Task
Only lines holding the word "اداره" should be copied from the material.

— BEGIN Material supplied —

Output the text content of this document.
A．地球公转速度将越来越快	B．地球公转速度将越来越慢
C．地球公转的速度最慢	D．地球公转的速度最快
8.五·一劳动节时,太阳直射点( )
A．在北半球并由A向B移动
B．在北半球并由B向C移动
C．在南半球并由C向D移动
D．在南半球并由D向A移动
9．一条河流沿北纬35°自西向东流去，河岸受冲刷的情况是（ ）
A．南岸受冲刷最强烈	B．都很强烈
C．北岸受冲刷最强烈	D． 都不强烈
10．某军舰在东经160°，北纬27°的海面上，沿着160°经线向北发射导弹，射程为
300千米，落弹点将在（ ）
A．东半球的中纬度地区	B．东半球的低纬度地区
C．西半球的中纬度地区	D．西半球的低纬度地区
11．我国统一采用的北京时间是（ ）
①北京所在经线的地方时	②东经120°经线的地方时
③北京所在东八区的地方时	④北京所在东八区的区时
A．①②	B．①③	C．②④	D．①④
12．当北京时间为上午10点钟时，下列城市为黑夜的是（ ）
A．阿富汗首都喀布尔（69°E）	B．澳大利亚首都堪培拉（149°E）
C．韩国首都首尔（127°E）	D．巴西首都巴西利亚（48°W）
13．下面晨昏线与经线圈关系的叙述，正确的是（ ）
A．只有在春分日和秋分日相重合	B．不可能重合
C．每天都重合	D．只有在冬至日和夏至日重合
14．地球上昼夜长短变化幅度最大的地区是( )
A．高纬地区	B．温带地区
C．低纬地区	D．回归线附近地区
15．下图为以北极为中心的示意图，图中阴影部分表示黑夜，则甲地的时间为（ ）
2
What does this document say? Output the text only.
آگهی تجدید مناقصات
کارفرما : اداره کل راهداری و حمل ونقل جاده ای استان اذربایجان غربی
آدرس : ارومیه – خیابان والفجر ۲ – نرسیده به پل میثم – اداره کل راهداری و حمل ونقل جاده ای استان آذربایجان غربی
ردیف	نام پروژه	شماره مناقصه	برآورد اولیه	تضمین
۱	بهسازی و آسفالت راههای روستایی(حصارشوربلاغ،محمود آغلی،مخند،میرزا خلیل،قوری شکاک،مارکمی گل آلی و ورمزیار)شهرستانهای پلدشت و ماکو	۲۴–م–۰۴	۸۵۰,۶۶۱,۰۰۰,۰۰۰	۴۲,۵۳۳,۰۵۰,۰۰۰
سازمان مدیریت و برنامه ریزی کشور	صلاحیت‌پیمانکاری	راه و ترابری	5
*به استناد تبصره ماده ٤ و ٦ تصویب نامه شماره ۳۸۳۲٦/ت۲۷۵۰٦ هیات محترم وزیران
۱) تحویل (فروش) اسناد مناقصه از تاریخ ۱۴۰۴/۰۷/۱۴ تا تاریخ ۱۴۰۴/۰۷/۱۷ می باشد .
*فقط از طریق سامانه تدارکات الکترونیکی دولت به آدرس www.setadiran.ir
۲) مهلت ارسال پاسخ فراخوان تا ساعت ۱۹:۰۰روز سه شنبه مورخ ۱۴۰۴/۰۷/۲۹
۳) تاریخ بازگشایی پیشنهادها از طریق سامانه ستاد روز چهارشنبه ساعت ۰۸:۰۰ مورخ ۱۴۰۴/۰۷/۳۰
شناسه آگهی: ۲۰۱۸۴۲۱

— END Material supplied —

Result for this exercise
کارفرما : اداره کل راهداری و حمل ونقل جاده ای استان اذربایجان غربی
آدرس : ارومیه – خیابان والفجر ۲ – نرسیده به پل میثم – اداره کل راهداری و حمل ونقل جاده ای استان آذربایجان غربی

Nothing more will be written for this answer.